Now in its 24th year, UBW still retains its driving energy and openness for change, its eight company members throwing themselves unreservedly into every piece. The new Here We Go . . . Again? by company member Camille A. Brown had the disadvantage of Anthony-Michael Alexander’s repetitive five-note score, which after a while made one long for ear plugs. Performed by five energetic dancers, this fast-paced exercise in attitude, moving in jittery hip-hop, didn’t really reveal where it was going until someone pulled out a map (at first held upside down) at the end.

Blondell Cummings’ warm, unsentimental sketch of a woman in her kitchen is a mimed miracle of observation. Having first unnecessarily screened Census Bureau statistics about women and families, she shows us Marjani Forté toting her shopping bags, doing her chores, silently gossiping and cooking the Chicken Soup of the title in this 1981 piece restaged by Cummings.

Zollar’s Batty Moves is an
exuberant ode to the amplitude of some African women’s rear anatomy, “batty” being Caribbean slang for buttocks. The dancers wear black tops and short tights with white towels tied around their hips to emphasise the swivel and shake, shimmy and strut action. They sing but mostly rap. Such uninhibited wiggling put me instantly in mind of the old jazz ditty “It Must Be Jelly ’Cos Jam Don’t Shake like That”.

▸ Data provided:
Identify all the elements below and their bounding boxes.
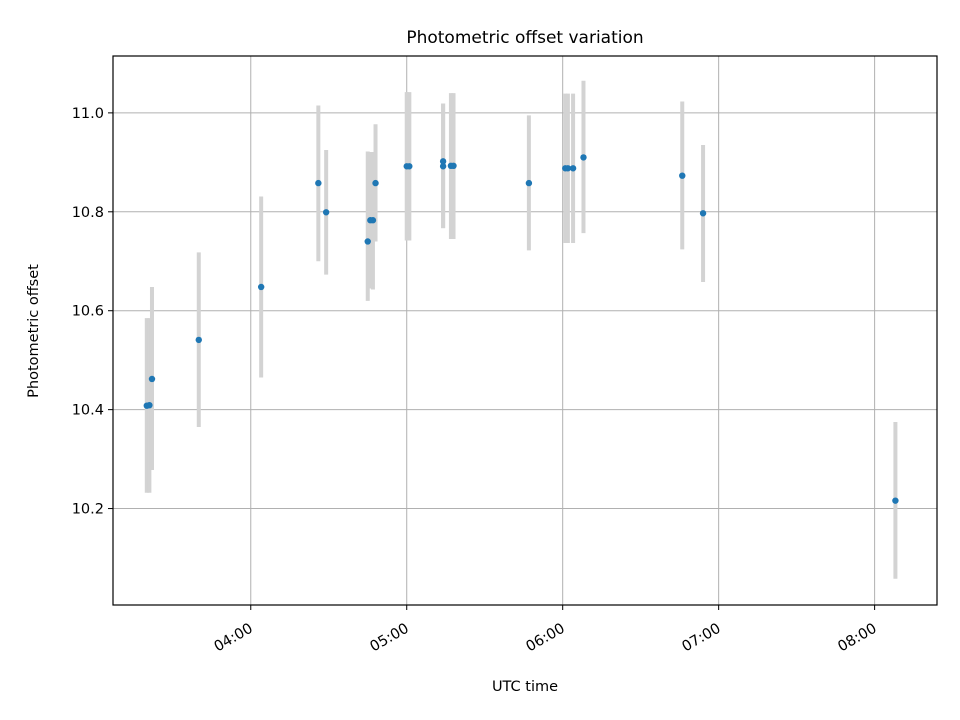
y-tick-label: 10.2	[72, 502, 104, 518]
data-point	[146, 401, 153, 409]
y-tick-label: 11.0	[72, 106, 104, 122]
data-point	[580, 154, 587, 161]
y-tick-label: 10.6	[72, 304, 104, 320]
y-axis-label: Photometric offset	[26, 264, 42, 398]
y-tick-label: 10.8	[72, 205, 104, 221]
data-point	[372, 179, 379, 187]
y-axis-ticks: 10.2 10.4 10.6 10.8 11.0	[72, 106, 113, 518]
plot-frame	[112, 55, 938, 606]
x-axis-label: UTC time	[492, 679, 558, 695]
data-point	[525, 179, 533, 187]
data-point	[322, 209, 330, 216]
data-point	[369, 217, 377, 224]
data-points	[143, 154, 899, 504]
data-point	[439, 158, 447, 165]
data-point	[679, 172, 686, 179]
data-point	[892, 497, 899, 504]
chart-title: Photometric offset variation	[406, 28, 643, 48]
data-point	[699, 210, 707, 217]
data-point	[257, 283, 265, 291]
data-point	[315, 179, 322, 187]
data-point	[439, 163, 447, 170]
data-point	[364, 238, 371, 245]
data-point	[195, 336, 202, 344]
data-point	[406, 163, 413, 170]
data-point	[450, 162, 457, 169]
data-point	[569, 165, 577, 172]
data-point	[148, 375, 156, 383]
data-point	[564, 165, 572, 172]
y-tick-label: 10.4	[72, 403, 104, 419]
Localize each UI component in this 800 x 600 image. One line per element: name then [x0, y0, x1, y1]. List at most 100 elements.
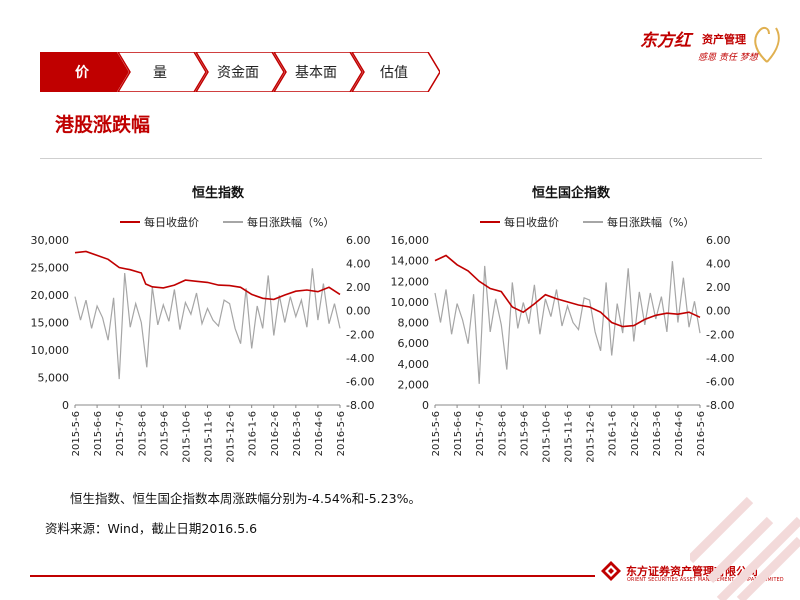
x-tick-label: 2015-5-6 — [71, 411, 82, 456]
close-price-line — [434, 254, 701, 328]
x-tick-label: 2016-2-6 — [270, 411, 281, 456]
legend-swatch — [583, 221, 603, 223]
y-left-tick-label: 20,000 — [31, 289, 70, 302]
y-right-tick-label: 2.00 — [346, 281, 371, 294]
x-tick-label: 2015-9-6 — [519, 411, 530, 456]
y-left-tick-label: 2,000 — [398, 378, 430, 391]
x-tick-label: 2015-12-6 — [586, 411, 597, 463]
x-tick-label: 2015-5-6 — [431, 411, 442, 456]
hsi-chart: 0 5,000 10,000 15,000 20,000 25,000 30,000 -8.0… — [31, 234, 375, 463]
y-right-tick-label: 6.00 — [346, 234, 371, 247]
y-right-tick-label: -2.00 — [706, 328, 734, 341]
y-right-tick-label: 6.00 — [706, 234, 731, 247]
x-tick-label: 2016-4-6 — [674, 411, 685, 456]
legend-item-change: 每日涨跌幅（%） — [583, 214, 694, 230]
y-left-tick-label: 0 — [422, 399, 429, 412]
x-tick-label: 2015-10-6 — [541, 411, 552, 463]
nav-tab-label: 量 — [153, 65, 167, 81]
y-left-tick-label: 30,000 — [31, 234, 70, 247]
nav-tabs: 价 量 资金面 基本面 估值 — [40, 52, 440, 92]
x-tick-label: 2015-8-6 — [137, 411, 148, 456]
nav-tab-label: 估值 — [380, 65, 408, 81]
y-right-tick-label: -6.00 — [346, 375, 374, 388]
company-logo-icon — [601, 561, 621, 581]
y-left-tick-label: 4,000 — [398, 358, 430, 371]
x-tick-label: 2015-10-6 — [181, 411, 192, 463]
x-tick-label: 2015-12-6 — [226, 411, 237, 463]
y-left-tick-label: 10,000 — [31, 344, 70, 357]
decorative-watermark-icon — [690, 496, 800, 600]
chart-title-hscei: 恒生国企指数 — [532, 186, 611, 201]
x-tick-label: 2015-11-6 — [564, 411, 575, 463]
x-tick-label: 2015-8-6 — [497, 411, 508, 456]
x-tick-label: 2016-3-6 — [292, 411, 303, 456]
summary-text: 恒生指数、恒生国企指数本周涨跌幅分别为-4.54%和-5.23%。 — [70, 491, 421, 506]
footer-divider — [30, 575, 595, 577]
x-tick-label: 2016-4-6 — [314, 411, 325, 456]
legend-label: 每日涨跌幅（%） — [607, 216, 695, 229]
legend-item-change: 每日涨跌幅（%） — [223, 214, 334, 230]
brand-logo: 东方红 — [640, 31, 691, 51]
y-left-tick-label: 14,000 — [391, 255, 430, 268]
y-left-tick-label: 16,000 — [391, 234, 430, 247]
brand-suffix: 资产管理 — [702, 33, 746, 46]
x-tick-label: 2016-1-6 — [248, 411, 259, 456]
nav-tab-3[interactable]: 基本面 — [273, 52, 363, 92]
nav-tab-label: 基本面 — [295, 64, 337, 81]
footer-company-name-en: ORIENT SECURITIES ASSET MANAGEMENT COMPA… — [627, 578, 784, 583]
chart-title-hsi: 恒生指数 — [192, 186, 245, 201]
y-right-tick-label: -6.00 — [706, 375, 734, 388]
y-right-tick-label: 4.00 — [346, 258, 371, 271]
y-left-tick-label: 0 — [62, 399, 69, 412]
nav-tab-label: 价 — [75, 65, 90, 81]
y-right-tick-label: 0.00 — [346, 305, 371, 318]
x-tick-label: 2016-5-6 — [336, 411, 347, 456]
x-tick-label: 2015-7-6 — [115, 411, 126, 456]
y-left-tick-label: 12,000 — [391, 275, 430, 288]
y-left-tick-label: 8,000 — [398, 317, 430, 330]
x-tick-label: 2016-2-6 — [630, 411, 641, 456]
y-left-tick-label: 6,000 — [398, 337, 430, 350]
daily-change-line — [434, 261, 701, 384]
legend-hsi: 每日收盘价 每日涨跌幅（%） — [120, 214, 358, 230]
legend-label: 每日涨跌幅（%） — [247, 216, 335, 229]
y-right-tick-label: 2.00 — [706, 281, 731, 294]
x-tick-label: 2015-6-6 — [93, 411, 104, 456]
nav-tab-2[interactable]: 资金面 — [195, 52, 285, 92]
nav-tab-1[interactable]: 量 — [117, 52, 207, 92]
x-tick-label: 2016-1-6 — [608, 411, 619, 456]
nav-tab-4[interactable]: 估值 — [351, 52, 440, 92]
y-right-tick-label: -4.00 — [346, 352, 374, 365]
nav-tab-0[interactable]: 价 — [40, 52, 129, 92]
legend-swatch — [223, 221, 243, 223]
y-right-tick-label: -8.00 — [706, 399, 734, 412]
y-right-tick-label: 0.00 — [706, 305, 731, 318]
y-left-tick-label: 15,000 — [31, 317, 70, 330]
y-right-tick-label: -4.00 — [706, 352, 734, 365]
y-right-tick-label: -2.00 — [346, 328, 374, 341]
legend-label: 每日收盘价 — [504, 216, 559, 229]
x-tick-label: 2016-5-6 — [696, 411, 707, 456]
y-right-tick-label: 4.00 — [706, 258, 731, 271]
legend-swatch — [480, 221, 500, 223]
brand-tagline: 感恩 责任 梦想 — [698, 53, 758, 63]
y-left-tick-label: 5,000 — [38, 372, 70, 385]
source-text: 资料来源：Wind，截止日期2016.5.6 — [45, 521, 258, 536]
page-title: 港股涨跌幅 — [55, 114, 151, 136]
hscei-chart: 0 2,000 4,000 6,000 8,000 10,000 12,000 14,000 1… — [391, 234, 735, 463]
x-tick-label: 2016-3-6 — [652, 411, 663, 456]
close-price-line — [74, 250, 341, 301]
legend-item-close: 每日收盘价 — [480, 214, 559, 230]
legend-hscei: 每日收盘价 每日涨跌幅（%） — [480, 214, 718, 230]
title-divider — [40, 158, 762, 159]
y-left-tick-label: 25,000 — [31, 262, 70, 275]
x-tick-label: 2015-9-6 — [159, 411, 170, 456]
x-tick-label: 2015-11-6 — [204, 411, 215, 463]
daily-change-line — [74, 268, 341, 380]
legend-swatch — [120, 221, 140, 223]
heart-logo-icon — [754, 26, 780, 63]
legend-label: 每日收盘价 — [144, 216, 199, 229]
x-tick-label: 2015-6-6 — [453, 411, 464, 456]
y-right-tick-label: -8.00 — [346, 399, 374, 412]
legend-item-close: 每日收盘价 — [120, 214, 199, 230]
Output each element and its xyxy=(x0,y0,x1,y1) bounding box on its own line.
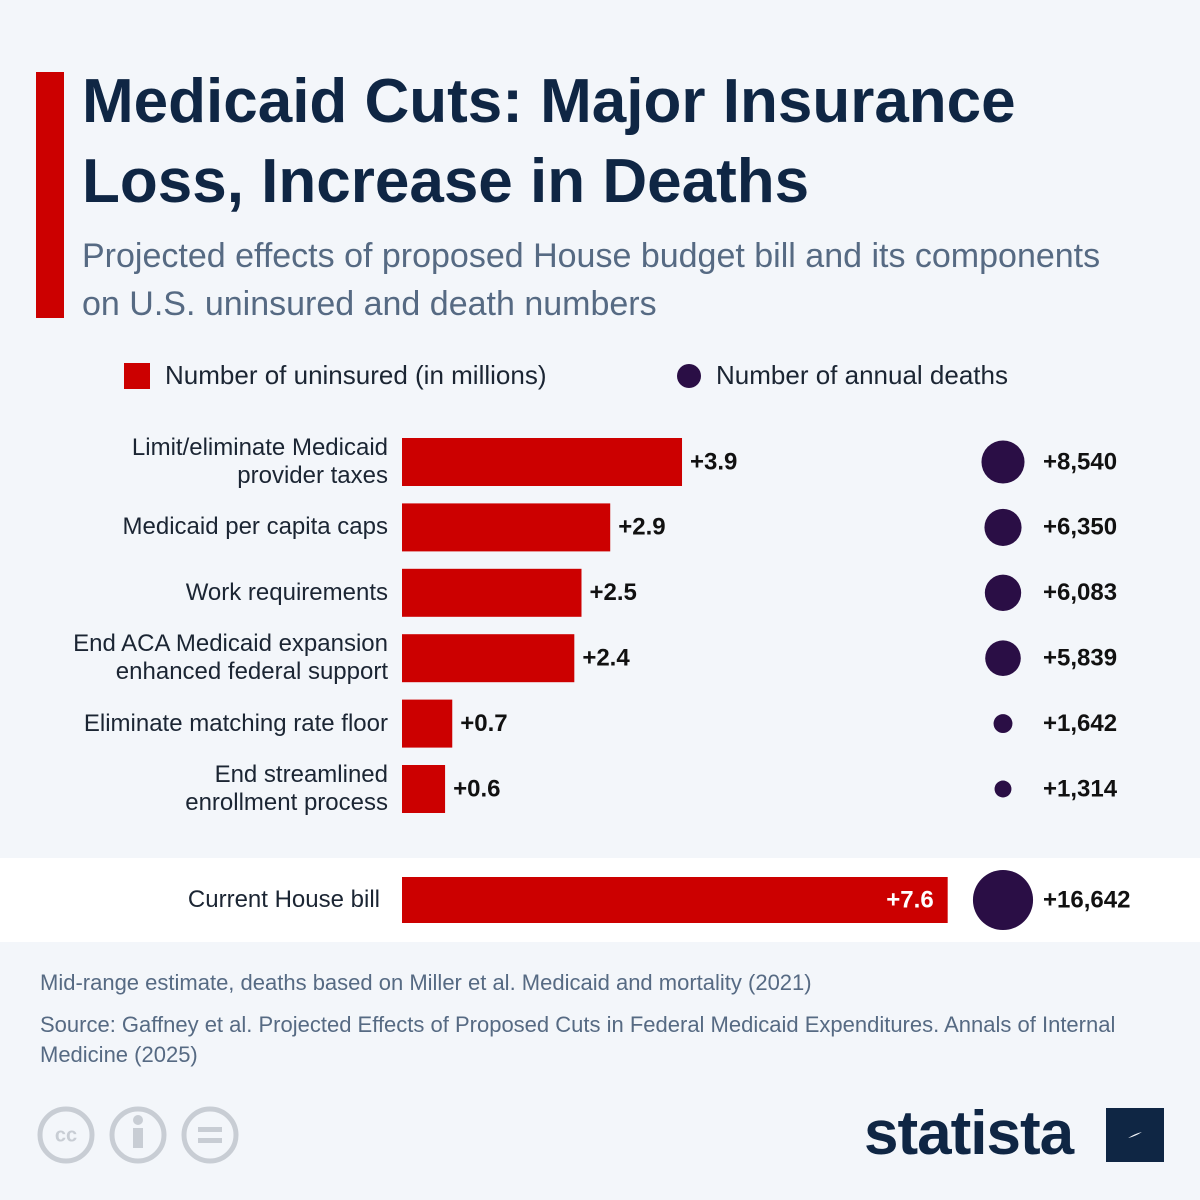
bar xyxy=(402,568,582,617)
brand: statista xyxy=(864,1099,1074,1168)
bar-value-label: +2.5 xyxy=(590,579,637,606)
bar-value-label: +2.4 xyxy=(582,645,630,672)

▸ To be done:
(a) Answer these questions using the dance review:
(i) How many company members does UBW have?
(ii) In what year did the piece Chicken Soup first appear?
(iii) According to the review, what does "batty" mean in Caribbean slang?
(b) Reproduce the lines of the listing word for word, starting at the line that contains "x-tick-label: 2015-5-6 — [71, 411, 82, 456]" and ending at the line that contains "y-right-tick-label: 2.00 — [346, 281, 371, 294]", both included.

▸ Per-task answers:
(a)
(i) Eight.
(ii) 1981.
(iii) Buttocks.

(b)
x-tick-label: 2015-5-6 — [71, 411, 82, 456]
close-price-line — [434, 254, 701, 328]
x-tick-label: 2016-2-6 — [270, 411, 281, 456]
legend-swatch — [583, 221, 603, 223]
y-left-tick-label: 20,000 — [31, 289, 70, 302]
y-right-tick-label: 2.00 — [346, 281, 371, 294]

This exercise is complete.